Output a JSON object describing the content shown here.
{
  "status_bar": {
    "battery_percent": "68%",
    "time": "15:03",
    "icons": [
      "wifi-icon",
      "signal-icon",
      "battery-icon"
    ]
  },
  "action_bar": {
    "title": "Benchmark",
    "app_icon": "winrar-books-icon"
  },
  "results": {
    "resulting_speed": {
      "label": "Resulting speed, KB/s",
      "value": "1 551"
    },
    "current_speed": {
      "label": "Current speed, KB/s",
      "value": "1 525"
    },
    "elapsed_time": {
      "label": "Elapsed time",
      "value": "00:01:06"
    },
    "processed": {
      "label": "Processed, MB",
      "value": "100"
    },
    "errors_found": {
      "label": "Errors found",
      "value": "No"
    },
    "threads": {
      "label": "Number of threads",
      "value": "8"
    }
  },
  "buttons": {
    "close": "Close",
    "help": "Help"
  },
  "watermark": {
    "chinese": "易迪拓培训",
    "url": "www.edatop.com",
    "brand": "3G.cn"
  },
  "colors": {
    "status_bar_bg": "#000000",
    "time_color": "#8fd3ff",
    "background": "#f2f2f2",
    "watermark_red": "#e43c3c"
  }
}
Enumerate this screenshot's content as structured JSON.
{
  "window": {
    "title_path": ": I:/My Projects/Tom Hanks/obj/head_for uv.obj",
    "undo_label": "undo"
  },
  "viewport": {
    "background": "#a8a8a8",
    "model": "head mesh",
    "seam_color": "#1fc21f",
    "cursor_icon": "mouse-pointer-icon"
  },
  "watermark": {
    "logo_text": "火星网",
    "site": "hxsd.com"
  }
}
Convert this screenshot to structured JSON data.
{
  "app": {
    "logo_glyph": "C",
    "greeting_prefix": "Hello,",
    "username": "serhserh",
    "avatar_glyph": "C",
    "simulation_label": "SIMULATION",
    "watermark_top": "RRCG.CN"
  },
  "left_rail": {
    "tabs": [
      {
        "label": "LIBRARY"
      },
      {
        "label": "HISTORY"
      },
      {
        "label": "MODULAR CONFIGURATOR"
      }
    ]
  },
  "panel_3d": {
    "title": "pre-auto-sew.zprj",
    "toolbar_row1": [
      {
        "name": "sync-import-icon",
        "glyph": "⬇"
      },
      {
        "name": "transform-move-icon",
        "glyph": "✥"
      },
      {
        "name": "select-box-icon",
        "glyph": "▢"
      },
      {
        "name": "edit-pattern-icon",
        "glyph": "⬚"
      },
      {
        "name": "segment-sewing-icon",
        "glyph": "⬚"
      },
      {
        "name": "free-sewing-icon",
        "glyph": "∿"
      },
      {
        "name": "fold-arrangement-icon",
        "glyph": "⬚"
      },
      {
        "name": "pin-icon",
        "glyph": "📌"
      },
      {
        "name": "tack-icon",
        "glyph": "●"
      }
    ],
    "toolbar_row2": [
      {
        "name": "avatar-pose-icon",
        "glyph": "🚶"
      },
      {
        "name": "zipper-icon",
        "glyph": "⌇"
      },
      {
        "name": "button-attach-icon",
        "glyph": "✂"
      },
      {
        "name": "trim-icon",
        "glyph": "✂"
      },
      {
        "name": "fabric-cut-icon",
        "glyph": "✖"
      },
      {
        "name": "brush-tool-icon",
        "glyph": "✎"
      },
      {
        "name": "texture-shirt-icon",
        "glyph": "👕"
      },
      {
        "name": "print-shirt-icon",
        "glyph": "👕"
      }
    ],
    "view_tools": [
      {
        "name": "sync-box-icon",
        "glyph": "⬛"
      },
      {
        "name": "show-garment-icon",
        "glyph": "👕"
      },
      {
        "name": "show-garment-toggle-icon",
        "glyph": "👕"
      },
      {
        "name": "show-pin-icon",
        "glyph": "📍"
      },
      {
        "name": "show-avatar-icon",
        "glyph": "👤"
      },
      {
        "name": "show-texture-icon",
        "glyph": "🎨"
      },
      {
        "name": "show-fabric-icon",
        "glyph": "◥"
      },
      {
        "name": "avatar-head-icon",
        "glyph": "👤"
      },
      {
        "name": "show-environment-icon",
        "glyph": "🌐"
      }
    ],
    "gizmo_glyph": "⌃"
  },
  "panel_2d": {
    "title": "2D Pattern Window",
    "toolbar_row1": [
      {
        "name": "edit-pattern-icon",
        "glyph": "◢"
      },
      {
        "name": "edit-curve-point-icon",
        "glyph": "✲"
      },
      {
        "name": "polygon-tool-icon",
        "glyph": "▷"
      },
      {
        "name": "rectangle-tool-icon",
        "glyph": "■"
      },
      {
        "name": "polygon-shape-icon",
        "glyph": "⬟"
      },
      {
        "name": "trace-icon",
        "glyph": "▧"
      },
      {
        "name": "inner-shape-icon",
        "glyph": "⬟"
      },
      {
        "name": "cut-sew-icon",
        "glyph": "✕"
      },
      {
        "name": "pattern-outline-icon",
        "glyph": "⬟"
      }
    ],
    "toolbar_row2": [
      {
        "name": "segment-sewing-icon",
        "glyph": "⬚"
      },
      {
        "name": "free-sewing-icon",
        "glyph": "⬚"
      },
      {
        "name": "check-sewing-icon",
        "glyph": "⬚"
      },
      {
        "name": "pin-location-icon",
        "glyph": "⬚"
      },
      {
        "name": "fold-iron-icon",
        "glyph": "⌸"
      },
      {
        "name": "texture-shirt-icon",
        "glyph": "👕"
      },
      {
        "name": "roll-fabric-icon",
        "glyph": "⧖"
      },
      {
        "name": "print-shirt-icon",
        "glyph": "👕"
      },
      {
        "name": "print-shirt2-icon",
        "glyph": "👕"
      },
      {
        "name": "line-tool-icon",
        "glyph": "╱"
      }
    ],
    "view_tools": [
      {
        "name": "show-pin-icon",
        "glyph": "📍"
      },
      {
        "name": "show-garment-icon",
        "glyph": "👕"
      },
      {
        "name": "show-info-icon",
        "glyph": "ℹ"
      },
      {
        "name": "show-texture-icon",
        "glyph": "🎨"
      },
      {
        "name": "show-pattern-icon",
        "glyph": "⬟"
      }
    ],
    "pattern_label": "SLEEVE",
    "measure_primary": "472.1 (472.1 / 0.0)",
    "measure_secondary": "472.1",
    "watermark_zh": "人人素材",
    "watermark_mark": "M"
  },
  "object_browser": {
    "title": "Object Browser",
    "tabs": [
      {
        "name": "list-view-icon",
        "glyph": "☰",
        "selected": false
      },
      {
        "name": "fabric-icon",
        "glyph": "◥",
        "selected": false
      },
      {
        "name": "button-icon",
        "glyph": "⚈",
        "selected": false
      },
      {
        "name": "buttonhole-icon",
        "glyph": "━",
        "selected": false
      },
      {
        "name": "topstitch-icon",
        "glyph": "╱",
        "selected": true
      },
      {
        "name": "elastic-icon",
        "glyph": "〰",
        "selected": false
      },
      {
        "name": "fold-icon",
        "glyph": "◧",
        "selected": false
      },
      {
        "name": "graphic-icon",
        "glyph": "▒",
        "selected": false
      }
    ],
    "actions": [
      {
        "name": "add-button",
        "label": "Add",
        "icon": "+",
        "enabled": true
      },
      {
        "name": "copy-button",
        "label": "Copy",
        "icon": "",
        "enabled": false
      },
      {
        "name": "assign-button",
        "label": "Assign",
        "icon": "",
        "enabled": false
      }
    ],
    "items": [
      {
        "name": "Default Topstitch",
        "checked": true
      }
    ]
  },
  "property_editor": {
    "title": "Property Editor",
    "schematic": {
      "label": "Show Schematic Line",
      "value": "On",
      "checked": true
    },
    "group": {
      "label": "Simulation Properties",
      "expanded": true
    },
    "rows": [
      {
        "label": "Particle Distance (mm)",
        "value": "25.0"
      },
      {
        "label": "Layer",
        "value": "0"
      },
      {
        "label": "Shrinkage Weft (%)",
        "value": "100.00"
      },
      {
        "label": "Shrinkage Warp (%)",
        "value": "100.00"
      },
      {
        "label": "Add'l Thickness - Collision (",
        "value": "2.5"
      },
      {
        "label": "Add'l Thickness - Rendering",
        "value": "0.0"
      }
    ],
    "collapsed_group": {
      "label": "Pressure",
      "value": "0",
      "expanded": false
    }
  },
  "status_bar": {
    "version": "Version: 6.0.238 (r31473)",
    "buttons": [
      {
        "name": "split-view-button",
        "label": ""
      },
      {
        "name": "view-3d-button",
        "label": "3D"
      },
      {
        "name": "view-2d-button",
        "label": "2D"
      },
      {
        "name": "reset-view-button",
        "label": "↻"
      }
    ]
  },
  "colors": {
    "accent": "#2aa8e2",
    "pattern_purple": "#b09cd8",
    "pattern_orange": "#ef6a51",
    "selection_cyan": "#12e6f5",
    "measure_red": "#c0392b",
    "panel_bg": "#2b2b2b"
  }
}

Your instructions =>
Look through the data and show every line containing "screenshot".

The solution =>
Enumerate this screenshot's content as structured JSON.
Convert this screenshot to structured JSON data.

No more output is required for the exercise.